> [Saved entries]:
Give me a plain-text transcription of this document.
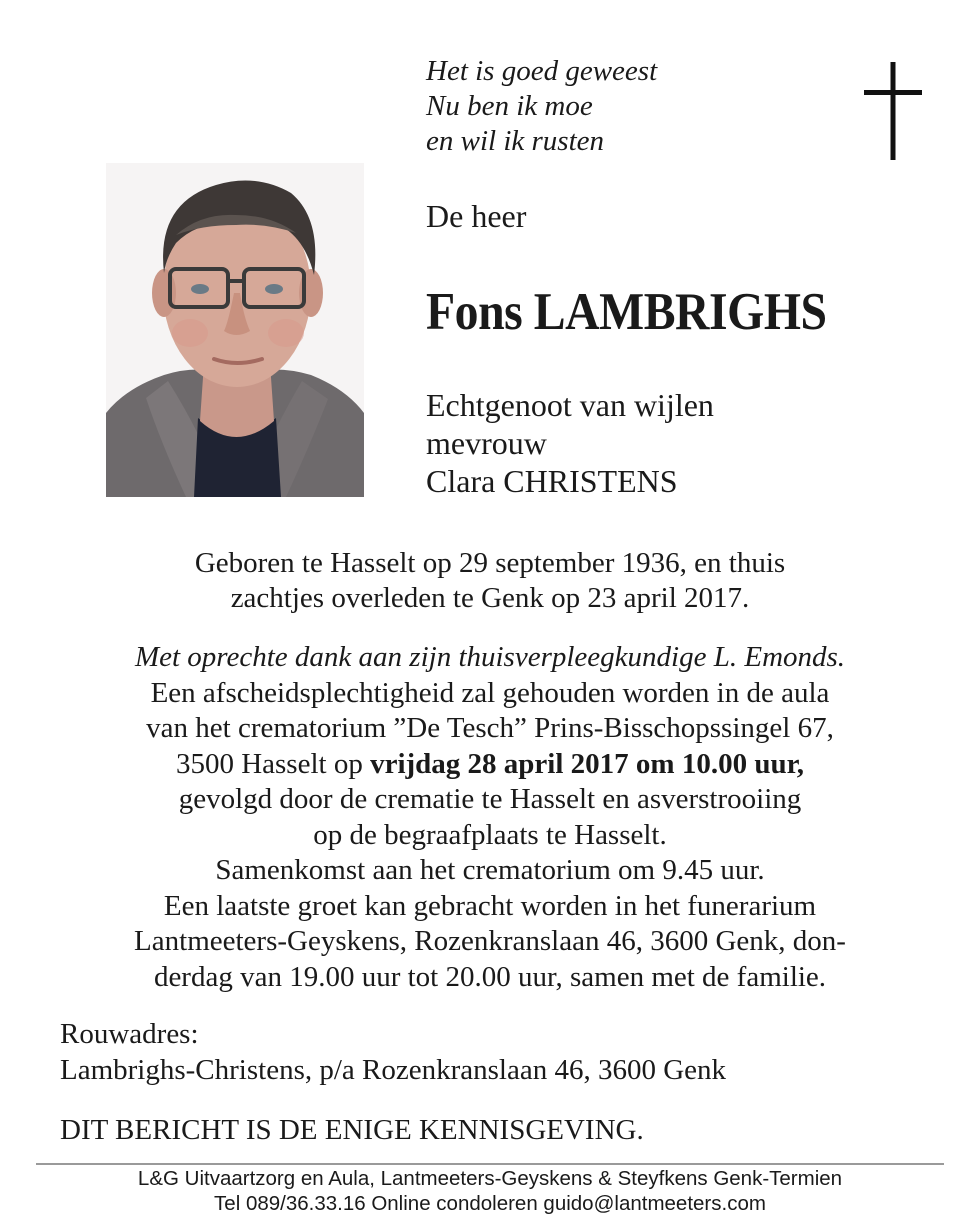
Het is goed geweest
Nu ben ik moe
en wil ik rusten
De heer
Fons LAMBRIGHS
Echtgenoot van wijlen
mevrouw
Clara CHRISTENS
Geboren te Hasselt op 29 september 1936, en thuis
zachtjes overleden te Genk op 23 april 2017.
Met oprechte dank aan zijn thuisverpleegkundige L. Emonds.
Een afscheidsplechtigheid zal gehouden worden in de aula
van het crematorium ”De Tesch” Prins-Bisschopssingel 67,
3500 Hasselt op vrijdag 28 april 2017 om 10.00 uur,
gevolgd door de crematie te Hasselt en asverstrooiing
op de begraafplaats te Hasselt.
Samenkomst aan het crematorium om 9.45 uur.
Een laatste groet kan gebracht worden in het funerarium
Lantmeeters-Geyskens, Rozenkranslaan 46, 3600 Genk, don-
derdag van 19.00 uur tot 20.00 uur, samen met de familie.
Rouwadres:
Lambrighs-Christens, p/a Rozenkranslaan 46, 3600 Genk
DIT BERICHT IS DE ENIGE KENNISGEVING.
L&G Uitvaartzorg en Aula, Lantmeeters-Geyskens & Steyfkens Genk-Termien
Tel 089/36.33.16 Online condoleren guido@lantmeeters.com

> [Exercise prompt]: Review the material and copy each line in which the word "april" appears.

> [The solution]:
zachtjes overleden te Genk op 23 april 2017.
3500 Hasselt op vrijdag 28 april 2017 om 10.00 uur,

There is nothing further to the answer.